— begin INFORMATION SHOWN —
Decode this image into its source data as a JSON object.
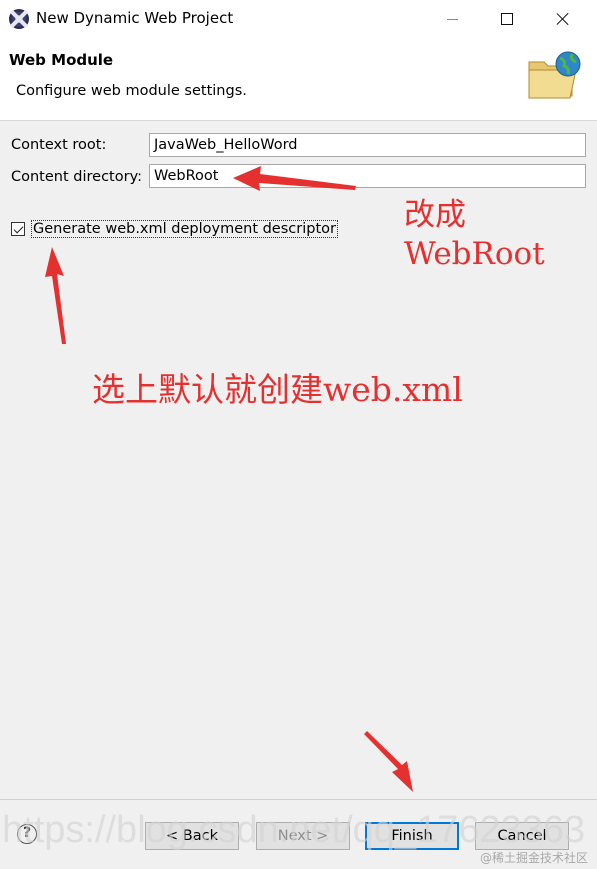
{
  "window": {
    "title": "New Dynamic Web Project",
    "icon": "eclipse-icon"
  },
  "banner": {
    "title": "Web Module",
    "description": "Configure web module settings.",
    "icon": "folder-globe-icon"
  },
  "form": {
    "context_root_label": "Context root:",
    "context_root_value": "JavaWeb_HelloWord",
    "content_directory_label": "Content directory:",
    "content_directory_value": "WebRoot",
    "generate_checkbox_label": "Generate web.xml deployment descriptor",
    "generate_checked": true
  },
  "annotations": {
    "change_to_line1": "改成",
    "change_to_line2": "WebRoot",
    "select_default": "选上默认就创建web.xml",
    "color": "#e53030"
  },
  "buttons": {
    "back": "< Back",
    "next": "Next >",
    "finish": "Finish",
    "cancel": "Cancel",
    "help_icon": "question-mark-icon"
  },
  "watermark": {
    "url": "https://blog.csdn.net/qq_17623363",
    "site": "@稀土掘金技术社区"
  },
  "colors": {
    "accent": "#0078d7",
    "window_bg": "#f0f0f0"
  }
}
— end INFORMATION SHOWN —
### PROBLEM
What is the number of lines in this listing that contain the word "WebRoot"? Answer with that number and nothing else.

### EXERCISE RESULT
2